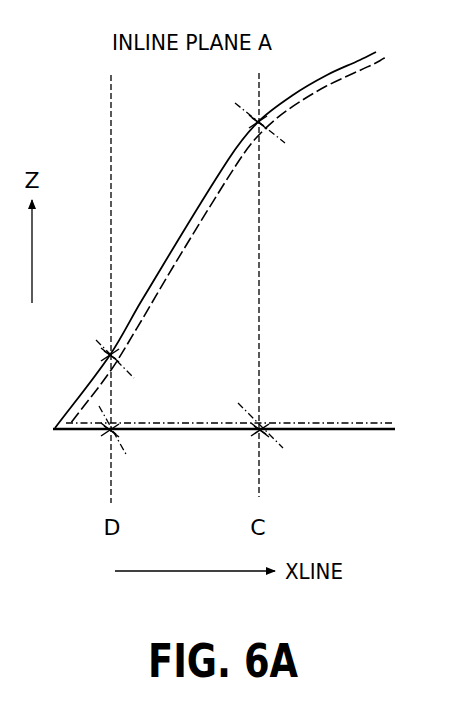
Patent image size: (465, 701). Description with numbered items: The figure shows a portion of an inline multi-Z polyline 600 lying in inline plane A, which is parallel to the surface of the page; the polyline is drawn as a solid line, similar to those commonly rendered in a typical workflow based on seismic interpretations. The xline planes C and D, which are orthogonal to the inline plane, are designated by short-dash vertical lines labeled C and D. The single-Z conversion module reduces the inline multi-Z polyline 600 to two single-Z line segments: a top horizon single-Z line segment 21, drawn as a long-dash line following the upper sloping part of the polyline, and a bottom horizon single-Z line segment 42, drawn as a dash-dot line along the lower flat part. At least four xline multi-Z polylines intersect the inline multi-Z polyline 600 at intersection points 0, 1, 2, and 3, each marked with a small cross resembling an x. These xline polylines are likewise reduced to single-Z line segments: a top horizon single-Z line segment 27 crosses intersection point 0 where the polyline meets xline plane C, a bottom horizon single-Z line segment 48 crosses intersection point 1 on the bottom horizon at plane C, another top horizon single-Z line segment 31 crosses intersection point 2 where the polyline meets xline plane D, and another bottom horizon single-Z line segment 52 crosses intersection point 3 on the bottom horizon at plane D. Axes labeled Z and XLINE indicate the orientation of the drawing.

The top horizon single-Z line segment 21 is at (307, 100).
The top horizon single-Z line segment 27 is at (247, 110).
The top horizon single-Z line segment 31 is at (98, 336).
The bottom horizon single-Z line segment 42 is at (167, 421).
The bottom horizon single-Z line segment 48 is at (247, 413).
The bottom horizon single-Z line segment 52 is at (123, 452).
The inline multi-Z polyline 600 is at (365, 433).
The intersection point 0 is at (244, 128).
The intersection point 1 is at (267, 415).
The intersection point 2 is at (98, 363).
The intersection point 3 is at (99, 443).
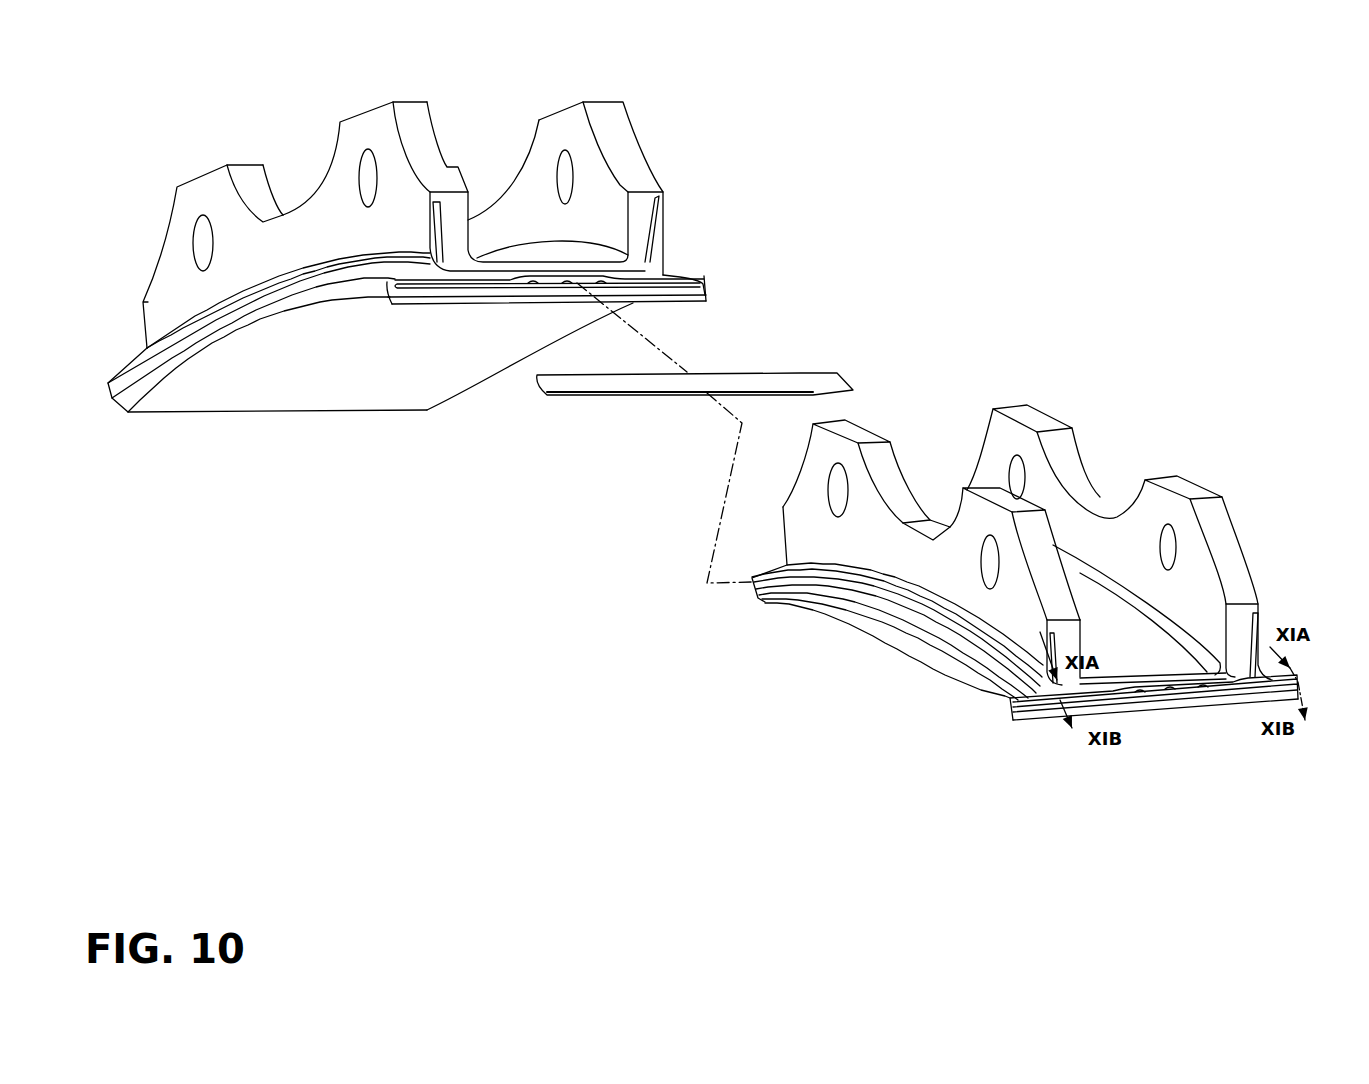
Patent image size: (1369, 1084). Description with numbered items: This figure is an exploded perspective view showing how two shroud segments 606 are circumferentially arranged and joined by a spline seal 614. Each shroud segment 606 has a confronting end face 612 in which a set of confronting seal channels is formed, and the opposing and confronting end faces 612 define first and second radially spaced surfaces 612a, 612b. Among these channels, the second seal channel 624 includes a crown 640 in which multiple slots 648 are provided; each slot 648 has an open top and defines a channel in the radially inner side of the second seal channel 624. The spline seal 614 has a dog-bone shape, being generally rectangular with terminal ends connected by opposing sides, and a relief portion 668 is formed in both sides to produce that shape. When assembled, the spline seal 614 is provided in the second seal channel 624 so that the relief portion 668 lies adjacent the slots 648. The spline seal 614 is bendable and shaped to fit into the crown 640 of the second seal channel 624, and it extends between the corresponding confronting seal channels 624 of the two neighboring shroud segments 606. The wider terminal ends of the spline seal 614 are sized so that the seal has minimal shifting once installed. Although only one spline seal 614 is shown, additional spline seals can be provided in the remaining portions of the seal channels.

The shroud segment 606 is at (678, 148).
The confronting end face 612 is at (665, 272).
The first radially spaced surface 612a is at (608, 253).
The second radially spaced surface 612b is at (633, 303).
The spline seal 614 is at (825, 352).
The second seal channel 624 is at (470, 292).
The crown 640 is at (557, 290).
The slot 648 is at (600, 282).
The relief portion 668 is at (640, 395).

---

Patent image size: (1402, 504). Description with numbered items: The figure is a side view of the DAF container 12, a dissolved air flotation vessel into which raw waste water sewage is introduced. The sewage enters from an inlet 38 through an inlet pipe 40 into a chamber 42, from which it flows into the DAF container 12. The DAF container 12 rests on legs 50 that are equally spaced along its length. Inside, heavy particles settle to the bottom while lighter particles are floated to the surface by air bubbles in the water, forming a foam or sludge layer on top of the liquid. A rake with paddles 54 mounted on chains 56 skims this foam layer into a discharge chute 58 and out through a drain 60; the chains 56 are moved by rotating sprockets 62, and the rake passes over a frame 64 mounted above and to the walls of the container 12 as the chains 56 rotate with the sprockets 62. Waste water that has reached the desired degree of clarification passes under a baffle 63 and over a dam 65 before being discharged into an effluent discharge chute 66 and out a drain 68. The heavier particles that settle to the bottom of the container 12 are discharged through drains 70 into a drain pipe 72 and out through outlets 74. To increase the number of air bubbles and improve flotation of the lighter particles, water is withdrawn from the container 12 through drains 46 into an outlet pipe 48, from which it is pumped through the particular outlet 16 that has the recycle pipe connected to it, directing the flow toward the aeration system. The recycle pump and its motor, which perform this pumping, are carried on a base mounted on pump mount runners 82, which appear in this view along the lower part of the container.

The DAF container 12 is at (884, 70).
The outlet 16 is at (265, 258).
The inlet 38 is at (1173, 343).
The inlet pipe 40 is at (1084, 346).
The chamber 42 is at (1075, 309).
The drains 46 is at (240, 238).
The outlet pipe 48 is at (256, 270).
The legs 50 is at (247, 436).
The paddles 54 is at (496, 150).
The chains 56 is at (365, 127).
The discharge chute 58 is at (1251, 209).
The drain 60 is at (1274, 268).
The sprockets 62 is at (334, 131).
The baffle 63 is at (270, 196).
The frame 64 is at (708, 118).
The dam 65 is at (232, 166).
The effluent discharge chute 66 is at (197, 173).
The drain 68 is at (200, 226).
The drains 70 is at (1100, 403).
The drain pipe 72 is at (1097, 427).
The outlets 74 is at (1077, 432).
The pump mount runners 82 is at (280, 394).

**Exercise details**
Update everything from the line containing "Patent image size: (465, 701)." down to the line containing "The top horizon single-Z line segment 21", replacing "surface of the page" with "plane of the paper" and keeping all else as it is.

**Answer for this exercise**
Patent image size: (465, 701). Description with numbered items: The figure shows a portion of an inline multi-Z polyline 600 lying in inline plane A, which is parallel to the plane of the paper; the polyline is drawn as a solid line, similar to those commonly rendered in a typical workflow based on seismic interpretations. The xline planes C and D, which are orthogonal to the inline plane, are designated by short-dash vertical lines labeled C and D. The single-Z conversion module reduces the inline multi-Z polyline 600 to two single-Z line segments: a top horizon single-Z line segment 21, drawn as a long-dash line following the upper sloping part of the polyline, and a bottom horizon single-Z line segment 42, drawn as a dash-dot line along the lower flat part. At least four xline multi-Z polylines intersect the inline multi-Z polyline 600 at intersection points 0, 1, 2, and 3, each marked with a small cross resembling an x. These xline polylines are likewise reduced to single-Z line segments: a top horizon single-Z line segment 27 crosses intersection point 0 where the polyline meets xline plane C, a bottom horizon single-Z line segment 48 crosses intersection point 1 on the bottom horizon at plane C, another top horizon single-Z line segment 31 crosses intersection point 2 where the polyline meets xline plane D, and another bottom horizon single-Z line segment 52 crosses intersection point 3 on the bottom horizon at plane D. Axes labeled Z and XLINE indicate the orientation of the drawing.

The top horizon single-Z line segment 21 is at (307, 100).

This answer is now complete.